▶ **Exercise description**
Extract the full listing below without altering a single character.

(Some records)
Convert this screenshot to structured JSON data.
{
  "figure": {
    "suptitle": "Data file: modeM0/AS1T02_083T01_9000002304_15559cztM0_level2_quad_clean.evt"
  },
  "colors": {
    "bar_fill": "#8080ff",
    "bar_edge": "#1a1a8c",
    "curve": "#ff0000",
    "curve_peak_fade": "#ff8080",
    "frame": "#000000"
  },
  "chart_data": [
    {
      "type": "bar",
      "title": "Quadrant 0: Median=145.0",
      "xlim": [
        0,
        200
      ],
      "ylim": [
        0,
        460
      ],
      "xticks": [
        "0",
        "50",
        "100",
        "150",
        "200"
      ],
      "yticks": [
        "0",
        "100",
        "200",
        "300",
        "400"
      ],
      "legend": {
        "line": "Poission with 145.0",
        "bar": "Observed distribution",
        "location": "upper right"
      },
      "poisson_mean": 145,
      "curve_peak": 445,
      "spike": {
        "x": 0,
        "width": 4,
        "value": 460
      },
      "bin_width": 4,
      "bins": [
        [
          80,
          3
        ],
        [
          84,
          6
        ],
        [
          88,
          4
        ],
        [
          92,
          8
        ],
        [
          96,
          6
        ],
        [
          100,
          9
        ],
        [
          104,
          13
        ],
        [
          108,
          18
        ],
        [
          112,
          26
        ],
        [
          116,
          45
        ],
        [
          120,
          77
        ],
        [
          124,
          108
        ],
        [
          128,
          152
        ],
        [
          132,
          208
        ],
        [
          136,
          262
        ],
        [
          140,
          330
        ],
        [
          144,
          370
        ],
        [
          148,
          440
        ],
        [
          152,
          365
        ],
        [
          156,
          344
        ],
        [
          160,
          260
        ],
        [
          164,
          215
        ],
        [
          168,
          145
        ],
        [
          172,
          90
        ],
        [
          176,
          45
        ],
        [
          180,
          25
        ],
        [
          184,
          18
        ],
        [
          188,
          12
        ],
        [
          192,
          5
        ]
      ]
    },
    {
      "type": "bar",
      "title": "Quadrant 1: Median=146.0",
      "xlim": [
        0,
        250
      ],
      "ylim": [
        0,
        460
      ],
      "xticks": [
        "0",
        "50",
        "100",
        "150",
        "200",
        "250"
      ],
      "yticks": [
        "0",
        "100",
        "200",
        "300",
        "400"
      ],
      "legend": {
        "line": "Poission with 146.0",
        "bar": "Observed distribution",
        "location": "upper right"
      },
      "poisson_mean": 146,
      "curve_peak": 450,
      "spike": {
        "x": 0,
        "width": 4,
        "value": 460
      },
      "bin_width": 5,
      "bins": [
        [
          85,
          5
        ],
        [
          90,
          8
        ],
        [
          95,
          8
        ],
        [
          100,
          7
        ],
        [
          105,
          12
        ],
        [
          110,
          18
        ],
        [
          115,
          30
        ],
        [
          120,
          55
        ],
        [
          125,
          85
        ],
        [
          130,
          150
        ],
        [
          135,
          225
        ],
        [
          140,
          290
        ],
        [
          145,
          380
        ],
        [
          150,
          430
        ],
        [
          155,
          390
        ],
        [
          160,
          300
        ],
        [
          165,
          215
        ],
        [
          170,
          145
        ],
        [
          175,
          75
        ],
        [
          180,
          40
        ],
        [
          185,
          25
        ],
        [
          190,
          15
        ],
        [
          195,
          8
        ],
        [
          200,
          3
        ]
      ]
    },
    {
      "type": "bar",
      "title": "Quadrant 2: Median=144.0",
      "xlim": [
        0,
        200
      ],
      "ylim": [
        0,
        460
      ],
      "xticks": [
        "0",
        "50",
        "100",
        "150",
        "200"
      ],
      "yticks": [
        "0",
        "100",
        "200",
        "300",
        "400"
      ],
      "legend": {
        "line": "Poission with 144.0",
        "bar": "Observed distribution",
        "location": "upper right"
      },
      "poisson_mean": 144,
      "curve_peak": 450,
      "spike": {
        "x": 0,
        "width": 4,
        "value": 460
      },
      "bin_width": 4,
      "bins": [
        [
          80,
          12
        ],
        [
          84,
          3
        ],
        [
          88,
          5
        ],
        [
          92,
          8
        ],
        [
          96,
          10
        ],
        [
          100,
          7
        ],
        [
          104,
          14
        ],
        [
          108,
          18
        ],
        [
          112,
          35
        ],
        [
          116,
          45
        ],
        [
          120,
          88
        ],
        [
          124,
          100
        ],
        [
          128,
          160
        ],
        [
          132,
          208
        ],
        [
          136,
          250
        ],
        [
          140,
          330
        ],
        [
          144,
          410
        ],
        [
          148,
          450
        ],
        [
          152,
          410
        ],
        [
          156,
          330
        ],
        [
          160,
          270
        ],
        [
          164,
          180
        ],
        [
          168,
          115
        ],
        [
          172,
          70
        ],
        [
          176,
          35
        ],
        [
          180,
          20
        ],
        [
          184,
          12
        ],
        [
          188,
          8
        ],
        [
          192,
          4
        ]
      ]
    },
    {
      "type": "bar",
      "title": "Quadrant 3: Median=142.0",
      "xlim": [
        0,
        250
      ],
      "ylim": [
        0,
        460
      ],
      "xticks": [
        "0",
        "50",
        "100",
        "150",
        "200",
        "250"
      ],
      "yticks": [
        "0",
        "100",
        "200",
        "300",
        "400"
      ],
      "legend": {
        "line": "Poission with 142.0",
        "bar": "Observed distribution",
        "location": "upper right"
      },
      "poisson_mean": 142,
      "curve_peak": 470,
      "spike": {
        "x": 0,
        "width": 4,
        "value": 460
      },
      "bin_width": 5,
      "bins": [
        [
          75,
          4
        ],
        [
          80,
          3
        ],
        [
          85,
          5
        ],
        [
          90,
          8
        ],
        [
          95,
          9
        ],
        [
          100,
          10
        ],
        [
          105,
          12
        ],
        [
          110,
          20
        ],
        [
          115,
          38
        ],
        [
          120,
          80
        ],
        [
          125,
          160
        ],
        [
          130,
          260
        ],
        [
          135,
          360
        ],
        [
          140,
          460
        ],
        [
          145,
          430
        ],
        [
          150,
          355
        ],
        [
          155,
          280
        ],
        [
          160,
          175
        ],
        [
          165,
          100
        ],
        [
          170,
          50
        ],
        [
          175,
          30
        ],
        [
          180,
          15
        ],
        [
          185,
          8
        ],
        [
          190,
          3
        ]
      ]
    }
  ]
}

▶ **Correct output**
Convert this screenshot to structured JSON data.
{
  "figure": {
    "suptitle": "Data file: modeM0/AS1T02_083T01_9000002304_15559cztM0_level2_quad_clean.evt"
  },
  "colors": {
    "bar_fill": "#8080ff",
    "bar_edge": "#1a1a8c",
    "curve": "#ff0000",
    "curve_peak_fade": "#ff8080",
    "frame": "#000000"
  },
  "chart_data": [
    {
      "type": "bar",
      "title": "Quadrant 0: Median=145.0",
      "xlim": [
        0,
        200
      ],
      "ylim": [
        0,
        460
      ],
      "xticks": [
        "0",
        "50",
        "100",
        "150",
        "200"
      ],
      "yticks": [
        "0",
        "100",
        "200",
        "300",
        "400"
      ],
      "legend": {
        "line": "Poission with 145.0",
        "bar": "Observed distribution",
        "location": "upper right"
      },
      "poisson_mean": 145,
      "curve_peak": 445,
      "spike": {
        "x": 0,
        "width": 4,
        "value": 460
      },
      "bin_width": 4,
      "bins": [
        [
          80,
          3
        ],
        [
          84,
          6
        ],
        [
          88,
          4
        ],
        [
          92,
          8
        ],
        [
          96,
          6
        ],
        [
          100,
          9
        ],
        [
          104,
          13
        ],
        [
          108,
          18
        ],
        [
          112,
          26
        ],
        [
          116,
          45
        ],
        [
          120,
          77
        ],
        [
          124,
          108
        ],
        [
          128,
          152
        ],
        [
          132,
          208
        ],
        [
          136,
          262
        ],
        [
          140,
          330
        ],
        [
          144,
          370
        ],
        [
          148,
          440
        ],
        [
          152,
          365
        ],
        [
          156,
          344
        ],
        [
          160,
          260
        ],
        [
          164,
          215
        ],
        [
          168,
          145
        ],
        [
          172,
          90
        ],
        [
          176,
          45
        ],
        [
          180,
          25
        ],
        [
          184,
          18
        ],
        [
          188,
          12
        ],
        [
          192,
          5
        ]
      ]
    },
    {
      "type": "bar",
      "title": "Quadrant 1: Median=146.0",
      "xlim": [
        0,
        250
      ],
      "ylim": [
        0,
        460
      ],
      "xticks": [
        "0",
        "50",
        "100",
        "150",
        "200",
        "250"
      ],
      "yticks": [
        "0",
        "100",
        "200",
        "300",
        "400"
      ],
      "legend": {
        "line": "Poission with 146.0",
        "bar": "Observed distribution",
        "location": "upper right"
      },
      "poisson_mean": 146,
      "curve_peak": 450,
      "spike": {
        "x": 0,
        "width": 4,
        "value": 460
      },
      "bin_width": 5,
      "bins": [
        [
          85,
          5
        ],
        [
          90,
          8
        ],
        [
          95,
          8
        ],
        [
          100,
          7
        ],
        [
          105,
          12
        ],
        [
          110,
          18
        ],
        [
          115,
          30
        ],
        [
          120,
          55
        ],
        [
          125,
          85
        ],
        [
          130,
          150
        ],
        [
          135,
          225
        ],
        [
          140,
          290
        ],
        [
          145,
          380
        ],
        [
          150,
          430
        ],
        [
          155,
          390
        ],
        [
          160,
          300
        ],
        [
          165,
          215
        ],
        [
          170,
          145
        ],
        [
          175,
          75
        ],
        [
          180,
          40
        ],
        [
          185,
          25
        ],
        [
          190,
          15
        ],
        [
          195,
          8
        ],
        [
          200,
          3
        ]
      ]
    },
    {
      "type": "bar",
      "title": "Quadrant 2: Median=144.0",
      "xlim": [
        0,
        200
      ],
      "ylim": [
        0,
        460
      ],
      "xticks": [
        "0",
        "50",
        "100",
        "150",
        "200"
      ],
      "yticks": [
        "0",
        "100",
        "200",
        "300",
        "400"
      ],
      "legend": {
        "line": "Poission with 144.0",
        "bar": "Observed distribution",
        "location": "upper right"
      },
      "poisson_mean": 144,
      "curve_peak": 450,
      "spike": {
        "x": 0,
        "width": 4,
        "value": 460
      },
      "bin_width": 4,
      "bins": [
        [
          80,
          12
        ],
        [
          84,
          3
        ],
        [
          88,
          5
        ],
        [
          92,
          8
        ],
        [
          96,
          10
        ],
        [
          100,
          7
        ],
        [
          104,
          14
        ],
        [
          108,
          18
        ],
        [
          112,
          35
        ],
        [
          116,
          45
        ],
        [
          120,
          88
        ],
        [
          124,
          100
        ],
        [
          128,
          160
        ],
        [
          132,
          208
        ],
        [
          136,
          250
        ],
        [
          140,
          330
        ],
        [
          144,
          410
        ],
        [
          148,
          450
        ],
        [
          152,
          410
        ],
        [
          156,
          330
        ],
        [
          160,
          270
        ],
        [
          164,
          180
        ],
        [
          168,
          115
        ],
        [
          172,
          70
        ],
        [
          176,
          35
        ],
        [
          180,
          20
        ],
        [
          184,
          12
        ],
        [
          188,
          8
        ],
        [
          192,
          4
        ]
      ]
    },
    {
      "type": "bar",
      "title": "Quadrant 3: Median=142.0",
      "xlim": [
        0,
        250
      ],
      "ylim": [
        0,
        460
      ],
      "xticks": [
        "0",
        "50",
        "100",
        "150",
        "200",
        "250"
      ],
      "yticks": [
        "0",
        "100",
        "200",
        "300",
        "400"
      ],
      "legend": {
        "line": "Poission with 142.0",
        "bar": "Observed distribution",
        "location": "upper right"
      },
      "poisson_mean": 142,
      "curve_peak": 470,
      "spike": {
        "x": 0,
        "width": 4,
        "value": 460
      },
      "bin_width": 5,
      "bins": [
        [
          75,
          4
        ],
        [
          80,
          3
        ],
        [
          85,
          5
        ],
        [
          90,
          8
        ],
        [
          95,
          9
        ],
        [
          100,
          10
        ],
        [
          105,
          12
        ],
        [
          110,
          20
        ],
        [
          115,
          38
        ],
        [
          120,
          80
        ],
        [
          125,
          160
        ],
        [
          130,
          260
        ],
        [
          135,
          360
        ],
        [
          140,
          460
        ],
        [
          145,
          430
        ],
        [
          150,
          355
        ],
        [
          155,
          280
        ],
        [
          160,
          175
        ],
        [
          165,
          100
        ],
        [
          170,
          50
        ],
        [
          175,
          30
        ],
        [
          180,
          15
        ],
        [
          185,
          8
        ],
        [
          190,
          3
        ]
      ]
    }
  ]
}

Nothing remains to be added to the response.